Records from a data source
-*-

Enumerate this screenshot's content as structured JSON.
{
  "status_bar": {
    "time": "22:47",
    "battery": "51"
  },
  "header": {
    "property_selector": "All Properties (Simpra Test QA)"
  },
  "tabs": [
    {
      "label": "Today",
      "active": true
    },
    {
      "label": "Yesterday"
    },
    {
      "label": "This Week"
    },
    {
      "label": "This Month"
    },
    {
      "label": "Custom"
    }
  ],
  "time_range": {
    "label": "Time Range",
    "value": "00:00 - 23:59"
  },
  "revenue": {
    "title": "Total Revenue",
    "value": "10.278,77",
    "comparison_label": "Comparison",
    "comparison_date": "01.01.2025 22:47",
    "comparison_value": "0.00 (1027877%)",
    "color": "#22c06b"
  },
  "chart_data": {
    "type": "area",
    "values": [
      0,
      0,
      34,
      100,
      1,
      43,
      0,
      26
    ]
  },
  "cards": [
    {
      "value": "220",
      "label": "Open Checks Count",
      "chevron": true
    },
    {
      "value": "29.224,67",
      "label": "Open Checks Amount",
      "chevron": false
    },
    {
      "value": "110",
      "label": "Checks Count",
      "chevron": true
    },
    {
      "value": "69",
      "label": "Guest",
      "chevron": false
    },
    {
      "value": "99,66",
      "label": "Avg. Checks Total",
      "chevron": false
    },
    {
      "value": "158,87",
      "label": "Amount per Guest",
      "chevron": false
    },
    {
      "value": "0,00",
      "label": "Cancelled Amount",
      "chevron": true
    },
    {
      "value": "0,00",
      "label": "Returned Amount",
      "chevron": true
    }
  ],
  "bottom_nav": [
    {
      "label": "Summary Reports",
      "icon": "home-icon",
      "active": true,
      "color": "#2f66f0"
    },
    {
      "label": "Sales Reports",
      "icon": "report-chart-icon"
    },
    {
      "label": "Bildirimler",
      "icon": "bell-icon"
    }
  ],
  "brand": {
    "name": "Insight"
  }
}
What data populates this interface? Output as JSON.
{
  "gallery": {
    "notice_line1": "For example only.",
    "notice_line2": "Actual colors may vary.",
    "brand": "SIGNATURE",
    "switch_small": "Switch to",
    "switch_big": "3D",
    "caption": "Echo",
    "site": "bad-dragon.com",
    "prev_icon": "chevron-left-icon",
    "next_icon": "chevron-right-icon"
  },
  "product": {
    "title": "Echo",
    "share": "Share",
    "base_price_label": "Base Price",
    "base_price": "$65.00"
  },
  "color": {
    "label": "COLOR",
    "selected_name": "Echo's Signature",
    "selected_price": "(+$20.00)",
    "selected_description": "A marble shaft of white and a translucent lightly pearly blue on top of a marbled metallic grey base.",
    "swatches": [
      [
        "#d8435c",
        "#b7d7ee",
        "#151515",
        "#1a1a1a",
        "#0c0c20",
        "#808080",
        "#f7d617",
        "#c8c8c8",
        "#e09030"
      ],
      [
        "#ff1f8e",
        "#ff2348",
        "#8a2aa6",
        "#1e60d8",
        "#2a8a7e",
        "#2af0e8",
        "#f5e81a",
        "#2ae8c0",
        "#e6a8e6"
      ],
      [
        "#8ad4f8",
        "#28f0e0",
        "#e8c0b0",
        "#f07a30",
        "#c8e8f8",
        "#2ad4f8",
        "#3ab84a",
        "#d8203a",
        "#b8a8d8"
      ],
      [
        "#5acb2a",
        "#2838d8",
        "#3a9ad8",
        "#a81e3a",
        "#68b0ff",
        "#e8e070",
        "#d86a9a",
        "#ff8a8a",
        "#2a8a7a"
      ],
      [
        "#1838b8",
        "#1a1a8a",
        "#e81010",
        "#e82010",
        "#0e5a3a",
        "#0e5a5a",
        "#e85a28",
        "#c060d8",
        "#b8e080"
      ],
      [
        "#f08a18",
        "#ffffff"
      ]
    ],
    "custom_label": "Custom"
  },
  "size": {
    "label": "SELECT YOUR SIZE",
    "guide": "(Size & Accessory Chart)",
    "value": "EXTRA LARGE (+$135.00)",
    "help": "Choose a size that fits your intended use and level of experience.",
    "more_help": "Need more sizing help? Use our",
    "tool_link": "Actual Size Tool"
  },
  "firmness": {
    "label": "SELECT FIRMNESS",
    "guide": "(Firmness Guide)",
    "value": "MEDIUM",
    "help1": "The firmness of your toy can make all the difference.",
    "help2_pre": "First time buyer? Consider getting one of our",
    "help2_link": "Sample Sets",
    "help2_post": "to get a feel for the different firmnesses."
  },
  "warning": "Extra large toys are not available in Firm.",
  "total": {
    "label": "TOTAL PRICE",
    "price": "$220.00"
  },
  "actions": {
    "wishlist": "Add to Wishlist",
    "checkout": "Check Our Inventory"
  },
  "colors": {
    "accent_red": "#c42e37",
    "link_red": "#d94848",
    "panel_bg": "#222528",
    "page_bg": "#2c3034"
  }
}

-*-

**Problem to work on**: Nothing should be left out: return all of the records exactly.

**Answer**:
Enumerate this screenshot's content as structured JSON.
{
  "status_bar": {
    "time": "22:47",
    "battery": "51"
  },
  "header": {
    "property_selector": "All Properties (Simpra Test QA)"
  },
  "tabs": [
    {
      "label": "Today",
      "active": true
    },
    {
      "label": "Yesterday"
    },
    {
      "label": "This Week"
    },
    {
      "label": "This Month"
    },
    {
      "label": "Custom"
    }
  ],
  "time_range": {
    "label": "Time Range",
    "value": "00:00 - 23:59"
  },
  "revenue": {
    "title": "Total Revenue",
    "value": "10.278,77",
    "comparison_label": "Comparison",
    "comparison_date": "01.01.2025 22:47",
    "comparison_value": "0.00 (1027877%)",
    "color": "#22c06b"
  },
  "chart_data": {
    "type": "area",
    "values": [
      0,
      0,
      34,
      100,
      1,
      43,
      0,
      26
    ]
  },
  "cards": [
    {
      "value": "220",
      "label": "Open Checks Count",
      "chevron": true
    },
    {
      "value": "29.224,67",
      "label": "Open Checks Amount",
      "chevron": false
    },
    {
      "value": "110",
      "label": "Checks Count",
      "chevron": true
    },
    {
      "value": "69",
      "label": "Guest",
      "chevron": false
    },
    {
      "value": "99,66",
      "label": "Avg. Checks Total",
      "chevron": false
    },
    {
      "value": "158,87",
      "label": "Amount per Guest",
      "chevron": false
    },
    {
      "value": "0,00",
      "label": "Cancelled Amount",
      "chevron": true
    },
    {
      "value": "0,00",
      "label": "Returned Amount",
      "chevron": true
    }
  ],
  "bottom_nav": [
    {
      "label": "Summary Reports",
      "icon": "home-icon",
      "active": true,
      "color": "#2f66f0"
    },
    {
      "label": "Sales Reports",
      "icon": "report-chart-icon"
    },
    {
      "label": "Bildirimler",
      "icon": "bell-icon"
    }
  ],
  "brand": {
    "name": "Insight"
  }
}
What data populates this interface? Output as JSON.
{
  "gallery": {
    "notice_line1": "For example only.",
    "notice_line2": "Actual colors may vary.",
    "brand": "SIGNATURE",
    "switch_small": "Switch to",
    "switch_big": "3D",
    "caption": "Echo",
    "site": "bad-dragon.com",
    "prev_icon": "chevron-left-icon",
    "next_icon": "chevron-right-icon"
  },
  "product": {
    "title": "Echo",
    "share": "Share",
    "base_price_label": "Base Price",
    "base_price": "$65.00"
  },
  "color": {
    "label": "COLOR",
    "selected_name": "Echo's Signature",
    "selected_price": "(+$20.00)",
    "selected_description": "A marble shaft of white and a translucent lightly pearly blue on top of a marbled metallic grey base.",
    "swatches": [
      [
        "#d8435c",
        "#b7d7ee",
        "#151515",
        "#1a1a1a",
        "#0c0c20",
        "#808080",
        "#f7d617",
        "#c8c8c8",
        "#e09030"
      ],
      [
        "#ff1f8e",
        "#ff2348",
        "#8a2aa6",
        "#1e60d8",
        "#2a8a7e",
        "#2af0e8",
        "#f5e81a",
        "#2ae8c0",
        "#e6a8e6"
      ],
      [
        "#8ad4f8",
        "#28f0e0",
        "#e8c0b0",
        "#f07a30",
        "#c8e8f8",
        "#2ad4f8",
        "#3ab84a",
        "#d8203a",
        "#b8a8d8"
      ],
      [
        "#5acb2a",
        "#2838d8",
        "#3a9ad8",
        "#a81e3a",
        "#68b0ff",
        "#e8e070",
        "#d86a9a",
        "#ff8a8a",
        "#2a8a7a"
      ],
      [
        "#1838b8",
        "#1a1a8a",
        "#e81010",
        "#e82010",
        "#0e5a3a",
        "#0e5a5a",
        "#e85a28",
        "#c060d8",
        "#b8e080"
      ],
      [
        "#f08a18",
        "#ffffff"
      ]
    ],
    "custom_label": "Custom"
  },
  "size": {
    "label": "SELECT YOUR SIZE",
    "guide": "(Size & Accessory Chart)",
    "value": "EXTRA LARGE (+$135.00)",
    "help": "Choose a size that fits your intended use and level of experience.",
    "more_help": "Need more sizing help? Use our",
    "tool_link": "Actual Size Tool"
  },
  "firmness": {
    "label": "SELECT FIRMNESS",
    "guide": "(Firmness Guide)",
    "value": "MEDIUM",
    "help1": "The firmness of your toy can make all the difference.",
    "help2_pre": "First time buyer? Consider getting one of our",
    "help2_link": "Sample Sets",
    "help2_post": "to get a feel for the different firmnesses."
  },
  "warning": "Extra large toys are not available in Firm.",
  "total": {
    "label": "TOTAL PRICE",
    "price": "$220.00"
  },
  "actions": {
    "wishlist": "Add to Wishlist",
    "checkout": "Check Our Inventory"
  },
  "colors": {
    "accent_red": "#c42e37",
    "link_red": "#d94848",
    "panel_bg": "#222528",
    "page_bg": "#2c3034"
  }
}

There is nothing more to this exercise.